### DIRECTIONS FOR THIS TASK:
Check each line of the listing for the word "gmail" and give only the number of lines that have it.

Data records
┌────────
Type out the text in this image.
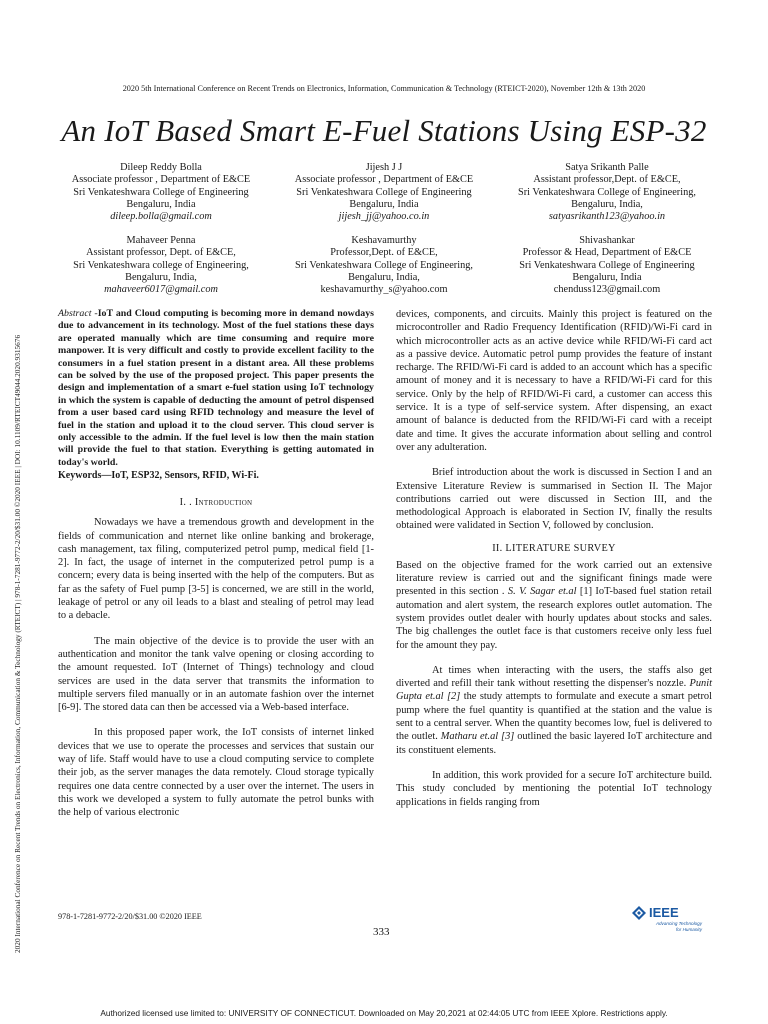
2020 5th International Conference on Recent Trends on Electronics, Information, Communication & Technology (RTEICT-2020), November 12th & 13th 2020
2020 International Conference on Recent Trends on Electronics, Information, Communication & Technology (RTEICT) | 978-1-7281-9772-2/20/$31.00 ©2020 IEEE | DOI: 10.1109/RTEICT49044.2020.9315676
An IoT Based Smart E-Fuel Stations Using ESP-32
Dileep Reddy Bolla
Associate professor , Department of E&CE
Sri Venkateshwara College of Engineering
Bengaluru, India
dileep.bolla@gmail.com
Jijesh J J
Associate professor , Department of E&CE
Sri Venkateshwara College of Engineering
Bengaluru, India
jijesh_jj@yahoo.co.in
Satya Srikanth Palle
Assistant professor,Dept. of E&CE,
Sri Venkateshwara College of Engineering,
Bengaluru, India,
satyasrikanth123@yahoo.in
Mahaveer Penna
Assistant professor, Dept. of E&CE,
Sri Venkateshwara college of Engineering,
Bengaluru, India,
mahaveer6017@gmail.com
Keshavamurthy
Professor,Dept. of E&CE,
Sri Venkateshwara College of Engineering,
Bengaluru, India,
keshavamurthy_s@yahoo.com
Shivashankar
Professor & Head, Department of E&CE
Sri Venkateshwara College of Engineering
Bengaluru, India
chenduss123@gmail.com
Abstract -IoT and Cloud computing is becoming more in demand nowdays due to advancement in its technology. Most of the fuel stations these days are operated manually which are time consuming and require more manpower. It is very difficult and costly to provide excellent facility to the consumers in a fuel station present in a distant area. All these problems can be solved by the use of the proposed project. This paper presents the design and implementation of a smart e-fuel station using IoT technology in which the system is capable of deducting the amount of petrol dispensed from a user based card using RFID technology and measure the level of fuel in the station and upload it to the cloud server. This cloud server is only accessible to the admin. If the fuel level is low then the main station will provide the fuel to that station. Everything is getting automated in today's world.
Keywords—IoT, ESP32, Sensors, RFID, Wi-Fi.
I. . Introduction

Nowadays we have a tremendous growth and development in the fields of communication and nternet like online banking and brokerage, cash management, tax filing, computerized petrol pump, medical field [1-2]. In fact, the usage of internet in the computerized petrol pump is a concern; every data is being inserted with the help of the computers. But as far as the safety of Fuel pump [3-5] is concerned, we are still in the world, leakage of petrol or any oil leads to a blast and stealing of petrol may lead to a debacle.

The main objective of the device is to provide the user with an authentication and monitor the tank valve opening or closing according to the amount requested. IoT (Internet of Things) technology and cloud services are used in the data server that transmits the information to multiple servers filed manually or in an automate fashion over the internet [6-9]. The stored data can then be accessed via a Web-based interface.

In this proposed paper work, the IoT consists of internet linked devices that we use to operate the processes and services that sustain our way of life. Staff would have to use a cloud computing service to complete their job, as the server manages the data remotely. Cloud storage typically requires one data centre connected by a user over the internet. The users in this work we developed a system to fully automate the petrol bunks with the help of various electronic

devices, components, and circuits. Mainly this project is featured on the microcontroller and Radio Frequency Identification (RFID)/Wi-Fi card in which microcontroller acts as an active device while RFID/Wi-Fi card act as a passive device. Automatic petrol pump provides the feature of instant recharge. The RFID/Wi-Fi card is added to an account which has a specific amount of money and it is necessary to have a RFID/Wi-Fi card for this service. Only by the help of RFID/Wi-Fi card, a customer can access this service. It is a type of self-service system. After dispensing, an exact amount of balance is deducted from the RFID/Wi-Fi card with a receipt date and time. It gives the accurate information about selling and control over any adulteration.

Brief introduction about the work is discussed in Section I and an Extensive Literature Review is summarised in Section II. The Major contributions carried out were discussed in Section III, and the methodological Approach is elaborated in Section IV, finally the results obtained were validated in Section V, followed by conclusion.

II. LITERATURE SURVEY

Based on the objective framed for the work carried out an extensive literature review is carried out and the significant finings made were presented in this section . S. V. Sagar et.al [1] IoT-based fuel station retail automation and alert system, the research explores outlet automation. The system provides outlet dealer with hourly updates about stocks and sales. The big challenges the outlet face is that customers receive only less fuel for the amount they pay.

At times when interacting with the users, the staffs also get diverted and refill their tank without resetting the dispenser's nozzle. Punit Gupta et.al [2] the study attempts to formulate and execute a smart petrol pump where the fuel quantity is quantified at the station and the value is sent to a central server. When the quantity becomes low, fuel is delivered to the outlet. Matharu et.al [3] outlined the basic layered IoT architecture and its constituent elements.

In addition, this work provided for a secure IoT architecture build. This study concluded by mentioning the potential IoT technology applications in fields ranging from

978-1-7281-9772-2/20/$31.00 ©2020 IEEE
333
IEEE
Advancing Technology
for Humanity
Authorized licensed use limited to: UNIVERSITY OF CONNECTICUT. Downloaded on May 20,2021 at 02:44:05 UTC from IEEE Xplore. Restrictions apply.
└────────
### SOLUTION FOR THIS PROBLEM:
3